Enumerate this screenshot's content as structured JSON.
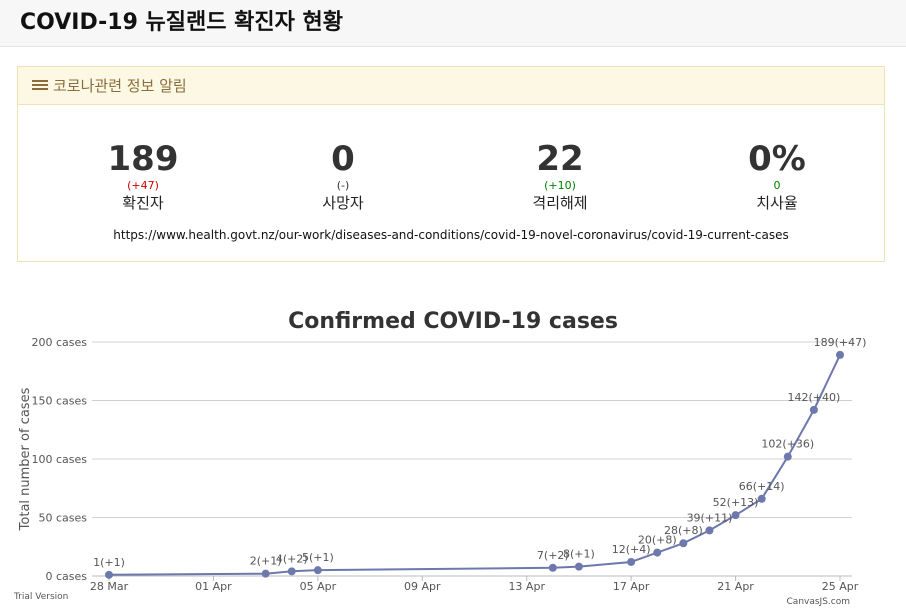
{
  "header": {
    "title": "COVID-19 뉴질랜드 확진자 현황"
  },
  "panel": {
    "heading": "코로나관련 정보 알림",
    "stats": [
      {
        "value": "189",
        "delta": "(+47)",
        "label": "확진자",
        "delta_color": "#cc0000"
      },
      {
        "value": "0",
        "delta": "(-)",
        "label": "사망자",
        "delta_color": "#333333"
      },
      {
        "value": "22",
        "delta": "(+10)",
        "label": "격리해제",
        "delta_color": "#008000"
      },
      {
        "value": "0%",
        "delta": "0",
        "label": "치사율",
        "delta_color": "#008000"
      }
    ],
    "source_url": "https://www.health.govt.nz/our-work/diseases-and-conditions/covid-19-novel-coronavirus/covid-19-current-cases"
  },
  "chart_footer": {
    "left": "Trial Version",
    "right": "CanvasJS.com"
  },
  "chart_data": {
    "type": "line",
    "title": "Confirmed COVID-19 cases",
    "ylabel": "Total number of cases",
    "ylim": [
      0,
      200
    ],
    "yticks": [
      "0 cases",
      "50 cases",
      "100 cases",
      "150 cases",
      "200 cases"
    ],
    "xticks": [
      "28 Mar",
      "01 Apr",
      "05 Apr",
      "09 Apr",
      "13 Apr",
      "17 Apr",
      "21 Apr",
      "25 Apr"
    ],
    "grid": true,
    "line_color": "#6d78ad",
    "points": [
      {
        "x": "28 Mar",
        "y": 1,
        "label": "1(+1)"
      },
      {
        "x": "03 Apr",
        "y": 2,
        "label": "2(+1)"
      },
      {
        "x": "04 Apr",
        "y": 4,
        "label": "4(+2)"
      },
      {
        "x": "05 Apr",
        "y": 5,
        "label": "5(+1)"
      },
      {
        "x": "14 Apr",
        "y": 7,
        "label": "7(+2)"
      },
      {
        "x": "15 Apr",
        "y": 8,
        "label": "8(+1)"
      },
      {
        "x": "17 Apr",
        "y": 12,
        "label": "12(+4)"
      },
      {
        "x": "18 Apr",
        "y": 20,
        "label": "20(+8)"
      },
      {
        "x": "19 Apr",
        "y": 28,
        "label": "28(+8)"
      },
      {
        "x": "20 Apr",
        "y": 39,
        "label": "39(+11)"
      },
      {
        "x": "21 Apr",
        "y": 52,
        "label": "52(+13)"
      },
      {
        "x": "22 Apr",
        "y": 66,
        "label": "66(+14)"
      },
      {
        "x": "23 Apr",
        "y": 102,
        "label": "102(+36)"
      },
      {
        "x": "24 Apr",
        "y": 142,
        "label": "142(+40)"
      },
      {
        "x": "25 Apr",
        "y": 189,
        "label": "189(+47)"
      }
    ]
  }
}
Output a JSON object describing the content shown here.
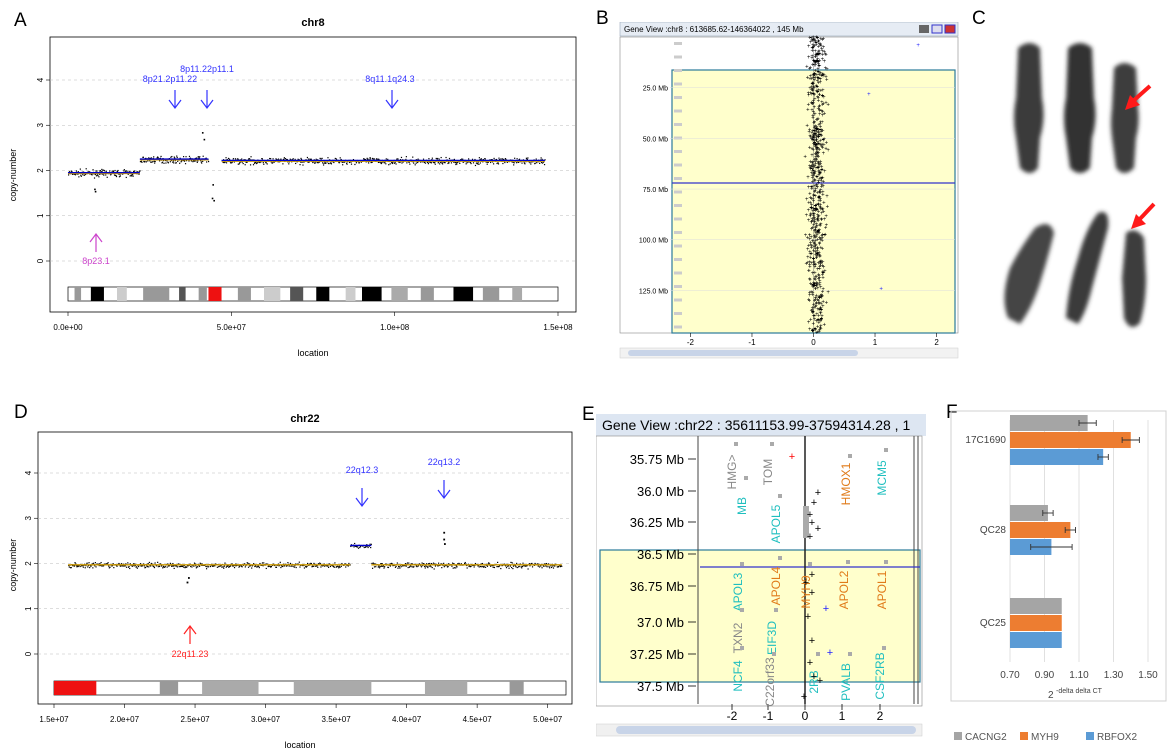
☆ ☆ ☆ ☆ ☆
Copy every record character for character. Skip the pictures.

Solution for this task |
Enumerate this screenshot's content as structured JSON.
{
  "header": {
    "title": "COVID-19 뉴질랜드 확진자 현황"
  },
  "panel": {
    "heading": "코로나관련 정보 알림",
    "stats": [
      {
        "value": "189",
        "delta": "(+47)",
        "label": "확진자",
        "delta_color": "#cc0000"
      },
      {
        "value": "0",
        "delta": "(-)",
        "label": "사망자",
        "delta_color": "#333333"
      },
      {
        "value": "22",
        "delta": "(+10)",
        "label": "격리해제",
        "delta_color": "#008000"
      },
      {
        "value": "0%",
        "delta": "0",
        "label": "치사율",
        "delta_color": "#008000"
      }
    ],
    "source_url": "https://www.health.govt.nz/our-work/diseases-and-conditions/covid-19-novel-coronavirus/covid-19-current-cases"
  },
  "chart_footer": {
    "left": "Trial Version",
    "right": "CanvasJS.com"
  },
  "chart_data": {
    "type": "line",
    "title": "Confirmed COVID-19 cases",
    "ylabel": "Total number of cases",
    "ylim": [
      0,
      200
    ],
    "yticks": [
      "0 cases",
      "50 cases",
      "100 cases",
      "150 cases",
      "200 cases"
    ],
    "xticks": [
      "28 Mar",
      "01 Apr",
      "05 Apr",
      "09 Apr",
      "13 Apr",
      "17 Apr",
      "21 Apr",
      "25 Apr"
    ],
    "grid": true,
    "line_color": "#6d78ad",
    "points": [
      {
        "x": "28 Mar",
        "y": 1,
        "label": "1(+1)"
      },
      {
        "x": "03 Apr",
        "y": 2,
        "label": "2(+1)"
      },
      {
        "x": "04 Apr",
        "y": 4,
        "label": "4(+2)"
      },
      {
        "x": "05 Apr",
        "y": 5,
        "label": "5(+1)"
      },
      {
        "x": "14 Apr",
        "y": 7,
        "label": "7(+2)"
      },
      {
        "x": "15 Apr",
        "y": 8,
        "label": "8(+1)"
      },
      {
        "x": "17 Apr",
        "y": 12,
        "label": "12(+4)"
      },
      {
        "x": "18 Apr",
        "y": 20,
        "label": "20(+8)"
      },
      {
        "x": "19 Apr",
        "y": 28,
        "label": "28(+8)"
      },
      {
        "x": "20 Apr",
        "y": 39,
        "label": "39(+11)"
      },
      {
        "x": "21 Apr",
        "y": 52,
        "label": "52(+13)"
      },
      {
        "x": "22 Apr",
        "y": 66,
        "label": "66(+14)"
      },
      {
        "x": "23 Apr",
        "y": 102,
        "label": "102(+36)"
      },
      {
        "x": "24 Apr",
        "y": 142,
        "label": "142(+40)"
      },
      {
        "x": "25 Apr",
        "y": 189,
        "label": "189(+47)"
      }
    ]
  }
}
Output a JSON object describing the content shown here.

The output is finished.